# Router adapter plate needed



## cpremington (Aug 27, 2010)

I recently purchased a Bosch router table and the template does not have the proper holes to aligh w/ my ryobi R160 router. The table instructions say that I need a Bosch RA1186 Adapter plate, so am trying to find out where to get one.:help:


----------



## cpremington (Aug 27, 2010)

OK, NM, I figured this out. Thought it odd that most recomendations were to purchase a blank plate and drill the appropriate holes in it. Took another look at my router and saw 3 other larger threaded holes besides the original 4 5/16-18 1/2" pan threaded ones that secured the plastic subbase to the router. These holes lined up w/ the table plate and all is good.


----------



## john171 (Dec 5, 2012)

cpremington said:


> OK, NM, I figured this out. Thought it odd that most recomendations were to purchase a blank plate and drill the appropriate holes in it. Took another look at my router and saw 3 other larger threaded holes besides the original 4 5/16-18 1/2" pan threaded ones that secured the plastic subbase to the router. These holes lined up w/ the table plate and all is good.


I know this is an old thread but I was having the same issue, plus now it is even harder to find the Phantom RA1186, thanks to your post about the additional threaded holes it worked for my B&D Plunge router!


----------



## Mike (Nov 22, 2004)

Record excerpts:
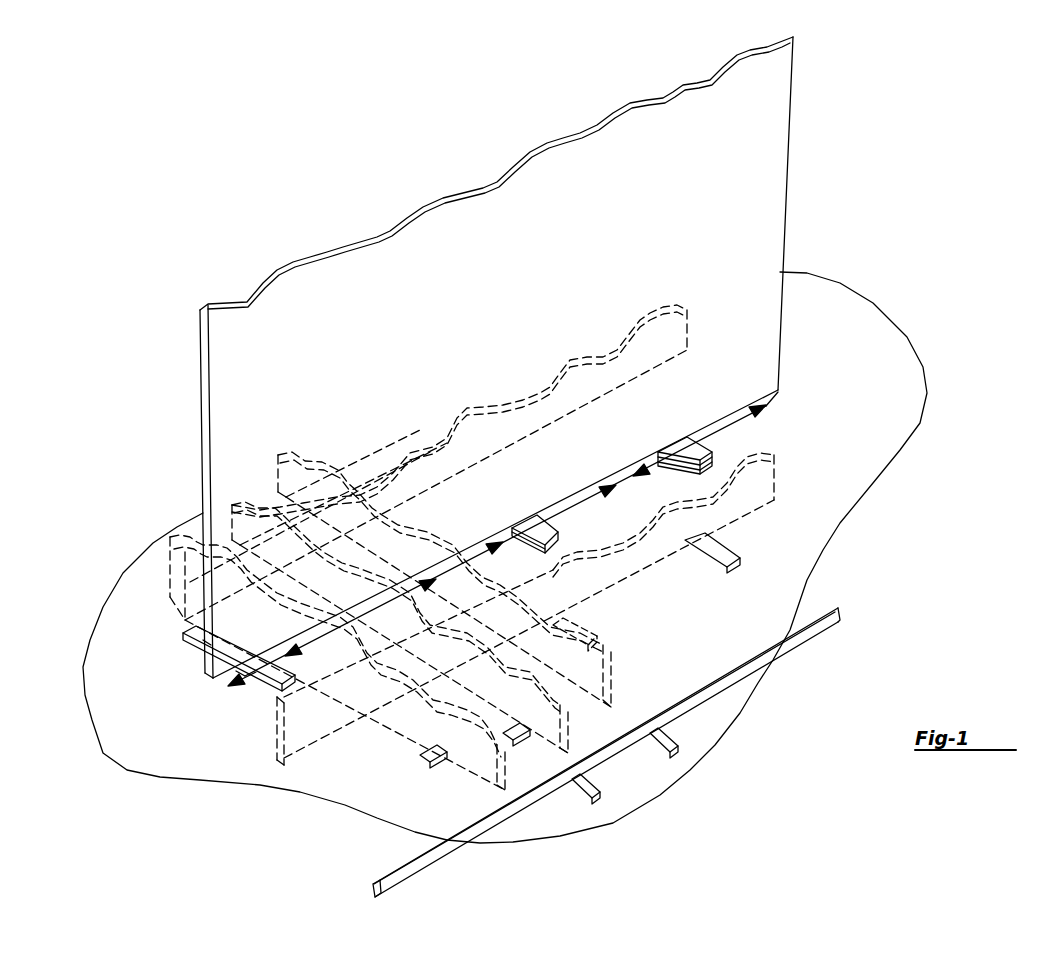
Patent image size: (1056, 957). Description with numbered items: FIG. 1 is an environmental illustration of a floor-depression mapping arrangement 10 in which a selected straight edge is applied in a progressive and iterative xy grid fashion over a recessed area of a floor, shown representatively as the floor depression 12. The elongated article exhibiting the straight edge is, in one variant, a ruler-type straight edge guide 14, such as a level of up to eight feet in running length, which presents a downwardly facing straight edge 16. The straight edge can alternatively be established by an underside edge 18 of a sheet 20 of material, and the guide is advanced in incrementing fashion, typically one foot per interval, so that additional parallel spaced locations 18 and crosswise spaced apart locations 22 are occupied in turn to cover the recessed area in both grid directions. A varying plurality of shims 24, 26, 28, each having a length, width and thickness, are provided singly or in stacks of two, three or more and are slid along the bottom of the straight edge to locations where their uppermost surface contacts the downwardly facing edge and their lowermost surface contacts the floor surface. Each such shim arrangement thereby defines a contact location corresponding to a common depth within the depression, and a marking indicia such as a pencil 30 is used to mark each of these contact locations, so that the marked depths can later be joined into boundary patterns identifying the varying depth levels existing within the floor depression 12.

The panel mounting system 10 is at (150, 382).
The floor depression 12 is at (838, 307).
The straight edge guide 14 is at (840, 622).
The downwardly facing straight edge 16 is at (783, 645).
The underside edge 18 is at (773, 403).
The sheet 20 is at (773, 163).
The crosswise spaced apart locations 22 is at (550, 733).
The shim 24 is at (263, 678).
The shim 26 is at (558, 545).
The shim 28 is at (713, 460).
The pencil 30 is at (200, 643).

Directions:
A: Reproduce the entries on the floor-depression mapping arrangement word for word, omitting the pictures.
B: Carry on the forum thread about the router adapter plate from the point where it ends.

Outputs in order:
A:
Patent image size: (1056, 957). Description with numbered items: FIG. 1 is an environmental illustration of a floor-depression mapping arrangement 10 in which a selected straight edge is applied in a progressive and iterative xy grid fashion over a recessed area of a floor, shown representatively as the floor depression 12. The elongated article exhibiting the straight edge is, in one variant, a ruler-type straight edge guide 14, such as a level of up to eight feet in running length, which presents a downwardly facing straight edge 16. The straight edge can alternatively be established by an underside edge 18 of a sheet 20 of material, and the guide is advanced in incrementing fashion, typically one foot per interval, so that additional parallel spaced locations 18 and crosswise spaced apart locations 22 are occupied in turn to cover the recessed area in both grid directions. A varying plurality of shims 24, 26, 28, each having a length, width and thickness, are provided singly or in stacks of two, three or more and are slid along the bottom of the straight edge to locations where their uppermost surface contacts the downwardly facing edge and their lowermost surface contacts the floor surface. Each such shim arrangement thereby defines a contact location corresponding to a common depth within the depression, and a marking indicia such as a pencil 30 is used to mark each of these contact locations, so that the marked depths can later be joined into boundary patterns identifying the varying depth levels existing within the floor depression 12.

The panel mounting system 10 is at (150, 382).
The floor depression 12 is at (838, 307).
The straight edge guide 14 is at (840, 622).
The downwardly facing straight edge 16 is at (783, 645).
The underside edge 18 is at (773, 403).
The sheet 20 is at (773, 163).
The crosswise spaced apart locations 22 is at (550, 733).
The shim 24 is at (263, 678).
The shim 26 is at (558, 545).
The shim 28 is at (713, 460).
The pencil 30 is at (200, 643).

B:
John, it is no harder to find the RA1186 plate: Bosch never made it.


----------



## DMSVP (12 mo ago)

cpremington said:


> OK, NM, I figured this out. Thought it odd that most recomendations were to purchase a blank plate and drill the appropriate holes in it. Took another look at my router and saw 3 other larger threaded holes besides the original 4 5/16-18 1/2" pan threaded ones that secured the plastic subbase to the router. These holes lined up w/ the table plate and all is good.


Brilliant! I was going mad. Was trying to fit the screws that held the original plate from the Router (Ryobi 160). Turned out the larger ports did the trick with the three larger screws included with the table. Now the router is perfectly aligned and very tightly connected. Thanks for the suggestion!


----------



## jw2170 (Jan 24, 2008)

Welcome to the forum, @DMSVP 

Glad we were able to help.


----------



## old55 (Aug 11, 2013)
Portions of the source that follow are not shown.